## MATERIAL FOR THIS EXERCISE
◇ ◇ ◇
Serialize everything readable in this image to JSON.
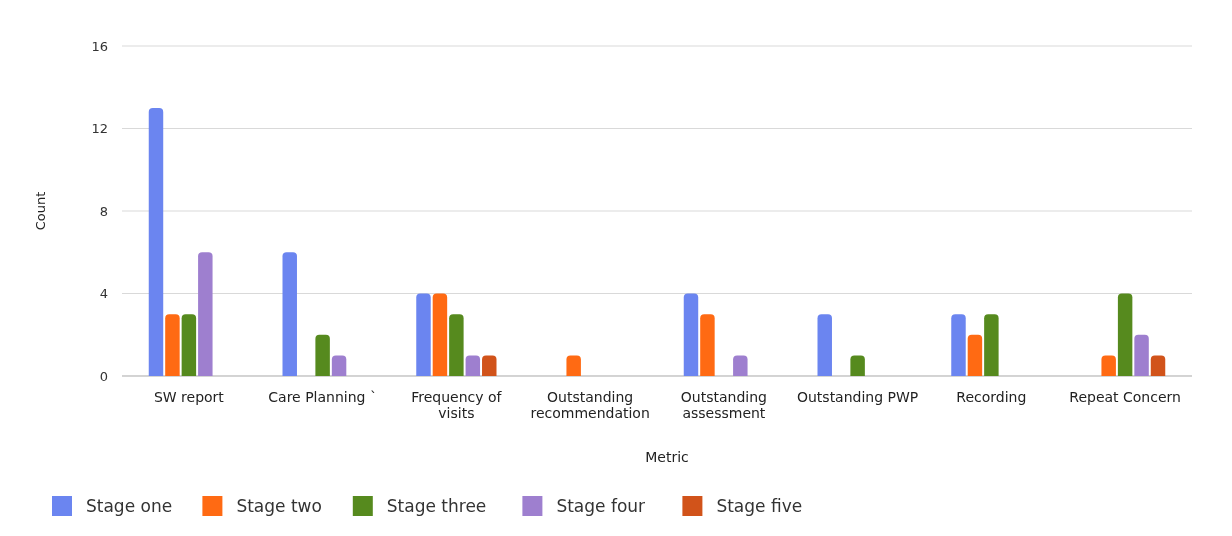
{
  "chart_data": {
    "type": "bar",
    "xlabel": "Metric",
    "ylabel": "Count",
    "categories": [
      "SW report",
      "Care Planning `",
      "Frequency of visits",
      "Outstanding recommendation",
      "Outstanding assessment",
      "Outstanding PWP",
      "Recording",
      "Repeat Concern"
    ],
    "series": [
      {
        "name": "Stage one",
        "color": "#6b85f0",
        "values": [
          13,
          6,
          4,
          null,
          4,
          3,
          3,
          null
        ]
      },
      {
        "name": "Stage two",
        "color": "#ff6a13",
        "values": [
          3,
          null,
          4,
          1,
          3,
          null,
          2,
          1
        ]
      },
      {
        "name": "Stage three",
        "color": "#568a1e",
        "values": [
          3,
          2,
          3,
          null,
          null,
          1,
          3,
          4
        ]
      },
      {
        "name": "Stage four",
        "color": "#9e7fcf",
        "values": [
          6,
          1,
          1,
          null,
          1,
          null,
          null,
          2
        ]
      },
      {
        "name": "Stage five",
        "color": "#d1531a",
        "values": [
          null,
          null,
          1,
          null,
          null,
          null,
          null,
          1
        ]
      }
    ],
    "ylim": [
      0,
      16
    ],
    "yticks": [
      0,
      4,
      8,
      12,
      16
    ],
    "grid": "y",
    "legend": "bottom left"
  }
}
◇ ◇ ◇
## WHAT THE TASK ASKS
Show the lines where the word "Stage" appears in the entries.

## ANSWER BELOW
        "name": "Stage one",
        "name": "Stage two",
        "name": "Stage three",
        "name": "Stage four",
        "name": "Stage five",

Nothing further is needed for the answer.